● Teks Bacaan
---+---
Sebuah berita mengejutkan saya ketahui dari media online yang ada bahwa salah satu Tenaga Kerja Wanita (TKW) kita bernama Ruyati binti Sapudi (54 tahun) pada hari Sabtu, 18 Juni 2011 telah menjalani eksekusi hukuman pancung di Saudi Arabia. Tiada kata yang dapat diucapkan selain turut berduka yang sedalam-dalamnya atas kembali meninggalnya pahlawan devisa Indonesia di negeri seberang. Mungkin Ruyati adalah salah satu dari sekian banyak TKI maupun TKW yang menjadi korban keganasan para majikannya. Upaya bela diri yang dilakukan pun dianggap sebagai sebuah tindakan melanggar hukum dan eksekusi pancung tetap akan menanti mereka jika pada akhirnya mereka harus membunuh para penganiayanya. Sungguh tragis memang, harus rela mati berkalang tanah daripada hidup menahan siksa dan derita. Itulah kondisi yang harus diterima oleh para pahlawan devisa Indonesia saat ini, pemerintah berkuasa yang diharapkan dapat membela para warga negaranya pun tidak dapat melakukan apa-apa. Hanya mampu bernegoisasi dan berupaya damai, namun tetap saja pada akhirnya eksekusi harus dijalani.
---+---
● Data Tersaji
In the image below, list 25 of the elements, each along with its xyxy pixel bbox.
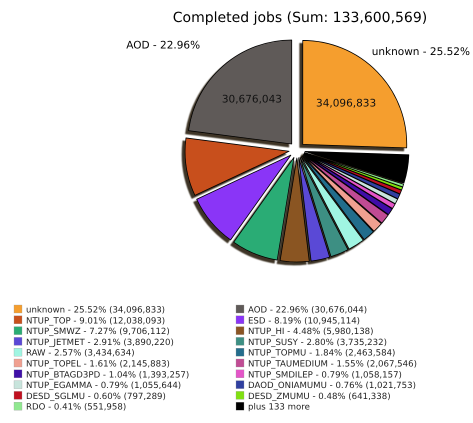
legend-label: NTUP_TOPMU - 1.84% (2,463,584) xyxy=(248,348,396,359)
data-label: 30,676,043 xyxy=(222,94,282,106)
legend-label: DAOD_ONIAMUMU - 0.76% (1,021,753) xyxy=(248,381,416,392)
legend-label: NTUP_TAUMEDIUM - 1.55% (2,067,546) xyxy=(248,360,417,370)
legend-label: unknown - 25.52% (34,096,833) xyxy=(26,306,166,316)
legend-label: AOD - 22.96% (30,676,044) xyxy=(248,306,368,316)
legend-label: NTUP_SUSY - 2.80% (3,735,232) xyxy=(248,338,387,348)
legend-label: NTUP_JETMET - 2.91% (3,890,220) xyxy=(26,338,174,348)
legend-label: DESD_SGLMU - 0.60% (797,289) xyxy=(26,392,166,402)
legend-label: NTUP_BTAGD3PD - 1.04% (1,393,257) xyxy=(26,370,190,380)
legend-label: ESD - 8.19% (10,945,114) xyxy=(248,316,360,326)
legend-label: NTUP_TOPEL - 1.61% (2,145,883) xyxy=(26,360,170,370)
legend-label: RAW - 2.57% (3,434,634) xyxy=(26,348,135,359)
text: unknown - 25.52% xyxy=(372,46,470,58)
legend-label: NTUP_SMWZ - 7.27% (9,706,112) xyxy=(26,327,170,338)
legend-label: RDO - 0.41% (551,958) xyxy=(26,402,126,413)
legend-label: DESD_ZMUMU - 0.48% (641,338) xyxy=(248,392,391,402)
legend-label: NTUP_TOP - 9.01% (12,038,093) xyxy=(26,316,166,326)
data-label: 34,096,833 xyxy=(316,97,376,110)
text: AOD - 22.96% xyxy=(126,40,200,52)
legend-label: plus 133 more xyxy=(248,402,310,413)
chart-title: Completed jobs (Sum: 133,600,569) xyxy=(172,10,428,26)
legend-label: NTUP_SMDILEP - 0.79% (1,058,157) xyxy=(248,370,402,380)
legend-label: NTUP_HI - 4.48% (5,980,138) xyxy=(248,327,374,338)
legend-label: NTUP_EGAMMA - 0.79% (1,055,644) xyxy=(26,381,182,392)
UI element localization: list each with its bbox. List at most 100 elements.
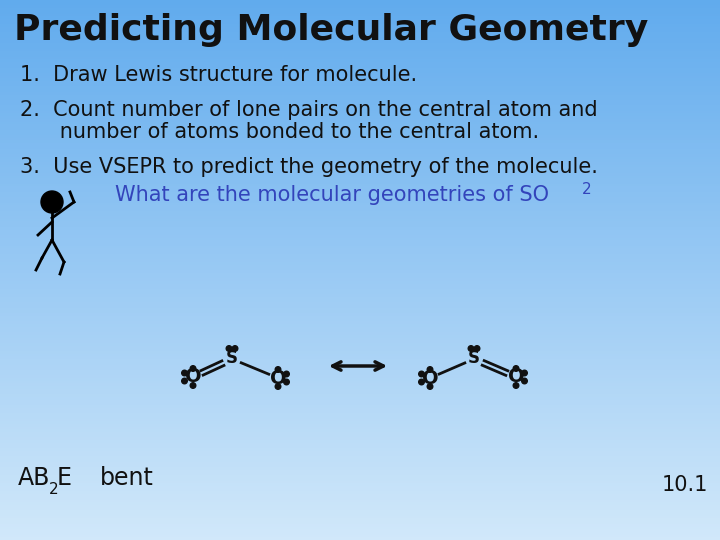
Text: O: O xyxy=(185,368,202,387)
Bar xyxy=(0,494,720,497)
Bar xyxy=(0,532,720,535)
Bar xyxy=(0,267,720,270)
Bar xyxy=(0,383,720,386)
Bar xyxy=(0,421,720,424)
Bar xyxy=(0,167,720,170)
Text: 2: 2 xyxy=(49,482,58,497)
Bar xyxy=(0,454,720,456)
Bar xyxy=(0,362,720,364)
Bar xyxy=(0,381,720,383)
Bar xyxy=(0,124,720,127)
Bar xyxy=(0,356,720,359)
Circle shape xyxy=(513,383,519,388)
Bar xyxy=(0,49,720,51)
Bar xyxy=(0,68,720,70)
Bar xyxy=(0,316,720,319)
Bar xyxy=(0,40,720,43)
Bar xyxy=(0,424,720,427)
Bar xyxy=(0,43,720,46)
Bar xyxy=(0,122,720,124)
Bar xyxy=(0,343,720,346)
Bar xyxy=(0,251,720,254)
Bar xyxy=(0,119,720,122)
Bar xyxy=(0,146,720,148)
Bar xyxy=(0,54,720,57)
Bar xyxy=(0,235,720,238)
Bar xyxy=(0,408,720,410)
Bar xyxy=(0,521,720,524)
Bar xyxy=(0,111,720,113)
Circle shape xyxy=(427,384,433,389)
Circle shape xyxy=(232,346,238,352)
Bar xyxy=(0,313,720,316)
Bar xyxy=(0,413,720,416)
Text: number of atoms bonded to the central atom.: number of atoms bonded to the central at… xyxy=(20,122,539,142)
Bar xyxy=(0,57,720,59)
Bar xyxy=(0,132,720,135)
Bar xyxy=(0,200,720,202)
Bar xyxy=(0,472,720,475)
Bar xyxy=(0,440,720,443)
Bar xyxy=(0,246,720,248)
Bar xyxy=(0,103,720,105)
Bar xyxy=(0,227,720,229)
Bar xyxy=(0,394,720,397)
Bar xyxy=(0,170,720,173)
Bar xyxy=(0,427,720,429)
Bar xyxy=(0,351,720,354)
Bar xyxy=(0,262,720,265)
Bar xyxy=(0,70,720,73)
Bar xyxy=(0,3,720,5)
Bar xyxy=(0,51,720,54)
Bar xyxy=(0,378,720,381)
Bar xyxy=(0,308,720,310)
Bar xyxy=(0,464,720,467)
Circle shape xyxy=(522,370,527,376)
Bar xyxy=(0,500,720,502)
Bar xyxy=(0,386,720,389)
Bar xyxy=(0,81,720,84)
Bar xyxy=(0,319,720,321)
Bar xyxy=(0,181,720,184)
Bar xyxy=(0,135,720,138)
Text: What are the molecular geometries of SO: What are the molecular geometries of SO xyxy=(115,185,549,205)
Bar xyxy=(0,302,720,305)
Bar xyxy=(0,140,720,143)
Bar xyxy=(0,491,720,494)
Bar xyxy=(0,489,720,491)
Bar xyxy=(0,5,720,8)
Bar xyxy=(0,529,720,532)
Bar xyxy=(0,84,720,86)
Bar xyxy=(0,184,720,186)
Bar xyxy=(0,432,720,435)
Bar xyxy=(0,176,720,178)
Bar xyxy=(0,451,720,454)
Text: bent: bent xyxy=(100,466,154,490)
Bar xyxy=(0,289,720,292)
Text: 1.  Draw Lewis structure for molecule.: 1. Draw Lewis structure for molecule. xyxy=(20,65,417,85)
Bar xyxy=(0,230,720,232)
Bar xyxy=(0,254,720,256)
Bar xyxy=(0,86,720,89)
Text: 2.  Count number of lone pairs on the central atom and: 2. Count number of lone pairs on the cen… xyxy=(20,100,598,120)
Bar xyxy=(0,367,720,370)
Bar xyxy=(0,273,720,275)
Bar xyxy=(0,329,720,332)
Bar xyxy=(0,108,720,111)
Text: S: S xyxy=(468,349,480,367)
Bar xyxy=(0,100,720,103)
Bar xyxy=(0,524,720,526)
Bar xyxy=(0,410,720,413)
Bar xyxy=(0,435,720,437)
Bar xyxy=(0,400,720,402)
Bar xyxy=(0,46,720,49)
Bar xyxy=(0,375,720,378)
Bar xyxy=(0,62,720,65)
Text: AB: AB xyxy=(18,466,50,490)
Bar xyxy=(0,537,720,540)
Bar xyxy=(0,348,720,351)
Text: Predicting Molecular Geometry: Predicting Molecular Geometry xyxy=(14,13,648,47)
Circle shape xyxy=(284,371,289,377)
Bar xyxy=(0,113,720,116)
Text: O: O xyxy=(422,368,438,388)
---+---
● Tugas Latihan
1 – Sebutkan jumlah baris dalam catatan yang memuat kata "central". Tuliskan angkanya saja.
2 – Lanjutkan teks tentang eksekusi Ruyati dari bagian terakhirnya.
Teks tentang eksekusi Ruyati dan catatan di atas tidak saling berkaitan.

● Hasil Berurutan
1 – 2

2 –
Menurut informasi yang diberikan oleh DetikNews melalui salah satu tulisannya yang berjudul Kronologi Pemancungan Ruyati, untuk tahun 2011 ini saja pemerintah Saudi Arabia telah mengeksekusi sekitar 28 orang TKI dan TKW yang terindikasi bersalah secara hukum. Sebuah angka yang cukup fantastis menurut saya, ternyata untuk menjadi seorang TKI dan TKW nyawa yang menjadi pertaruhan. Apa tidak ada keringanan hukum bagi mereka sehingga eksekusi mati tetap harus mereka jalani, apa mereka juga harus mati demi menjaga kehormatan dan harga diri mereka. Hanya jasad mereka sendiri yang dapat menjawabnya.
Sepertinya apa yang telah dialami oleh Ruyati ini sangat bertolak belakang dengan apa yang dialami oleh Presiden SBY pada saat Konferensi Buruh Internasional dilaksanakan empat hari sebelumnya. Standing applause yang diperoleh Presiden SBY ketika berpidato mengenai konsep 6 Program Prioritas Indonesia dalam Menangani Masalah Perburuhan pada 14 Juni 2011 lalu ternyata harus disambut dingin dengan tebasan pisau di leher Ruyati empat hari kemudian. Innalillahi Wa Inna Illahi Roji’un… Hanya itu yang bisa saya ucapkan saat ini dan tulisan ini khusus dibuat untuk menunjukkan rasa simpatik saya kepada Ruyati dan pahlawan-pahlawan devisa lain yang telah tereksekusi. Semoga semua amal ibadahnya diterima Allah STW. Aminn… (DW)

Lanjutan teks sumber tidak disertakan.